#### Requirement
Skip every image and restate the data word for word.

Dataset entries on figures
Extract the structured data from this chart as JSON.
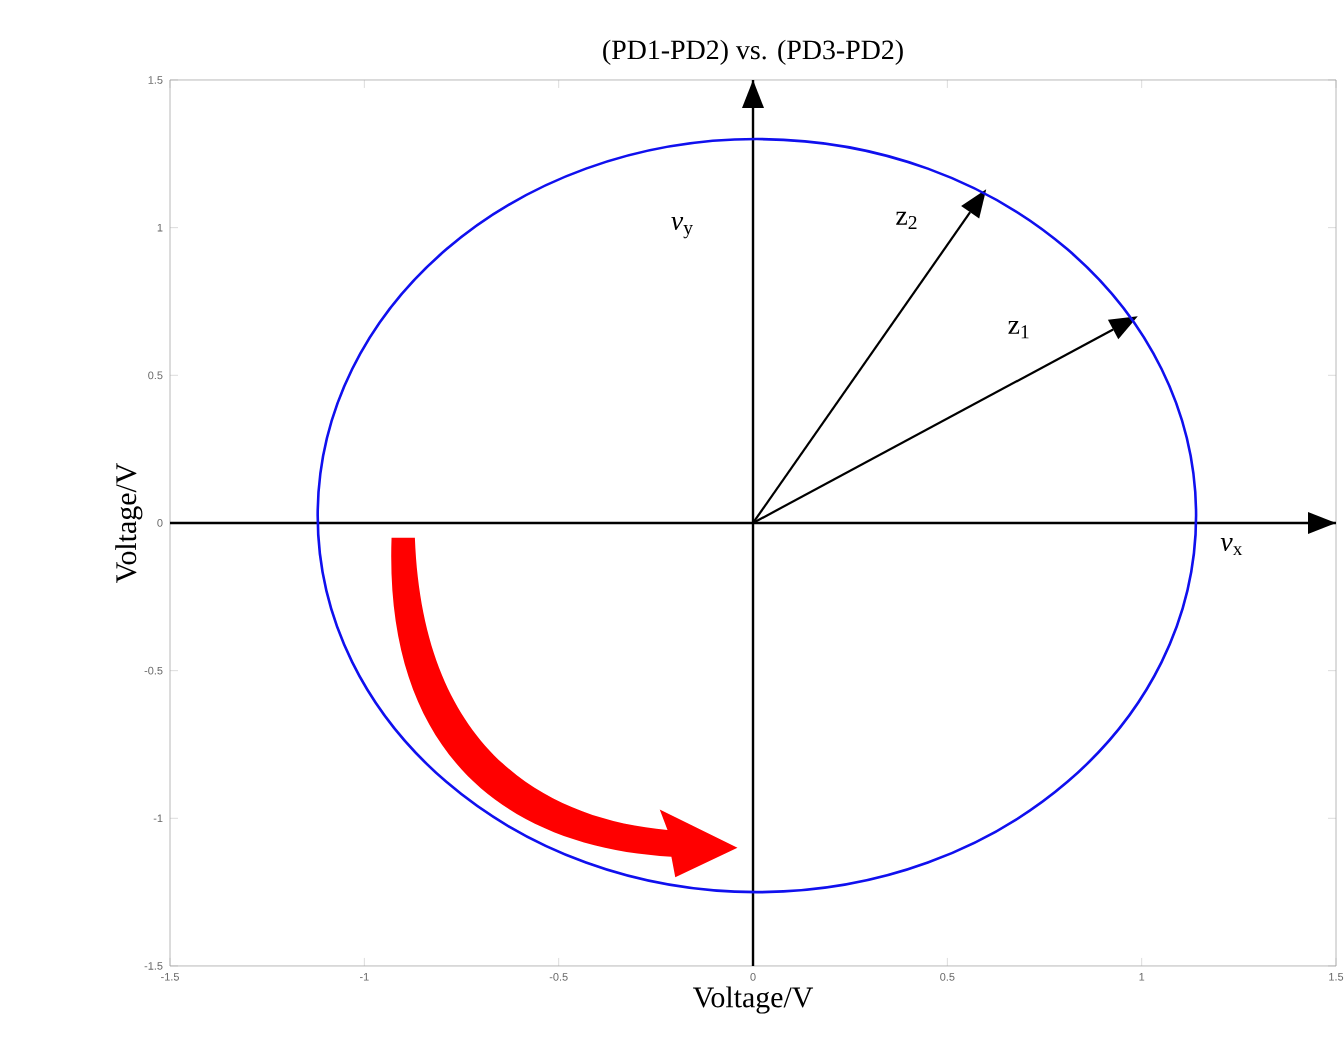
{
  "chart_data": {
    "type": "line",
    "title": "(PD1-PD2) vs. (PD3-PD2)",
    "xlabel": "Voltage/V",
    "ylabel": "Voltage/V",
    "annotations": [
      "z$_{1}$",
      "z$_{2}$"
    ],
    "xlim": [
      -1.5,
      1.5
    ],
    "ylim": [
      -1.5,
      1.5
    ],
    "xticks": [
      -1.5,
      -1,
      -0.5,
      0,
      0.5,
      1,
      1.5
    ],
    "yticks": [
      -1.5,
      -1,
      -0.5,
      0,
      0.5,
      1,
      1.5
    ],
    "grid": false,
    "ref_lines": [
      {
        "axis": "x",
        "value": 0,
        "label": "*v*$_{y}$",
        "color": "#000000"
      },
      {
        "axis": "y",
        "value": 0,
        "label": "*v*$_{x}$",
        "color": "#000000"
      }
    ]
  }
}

#### Expected answer
Extract the structured data from this chart as JSON.
{
  "chart_data": {
    "type": "line",
    "title": "(PD1-PD2) vs. (PD3-PD2)",
    "xlabel": "Voltage/V",
    "ylabel": "Voltage/V",
    "annotations": [
      "z$_{1}$",
      "z$_{2}$"
    ],
    "xlim": [
      -1.5,
      1.5
    ],
    "ylim": [
      -1.5,
      1.5
    ],
    "xticks": [
      -1.5,
      -1,
      -0.5,
      0,
      0.5,
      1,
      1.5
    ],
    "yticks": [
      -1.5,
      -1,
      -0.5,
      0,
      0.5,
      1,
      1.5
    ],
    "grid": false,
    "ref_lines": [
      {
        "axis": "x",
        "value": 0,
        "label": "*v*$_{y}$",
        "color": "#000000"
      },
      {
        "axis": "y",
        "value": 0,
        "label": "*v*$_{x}$",
        "color": "#000000"
      }
    ]
  }
}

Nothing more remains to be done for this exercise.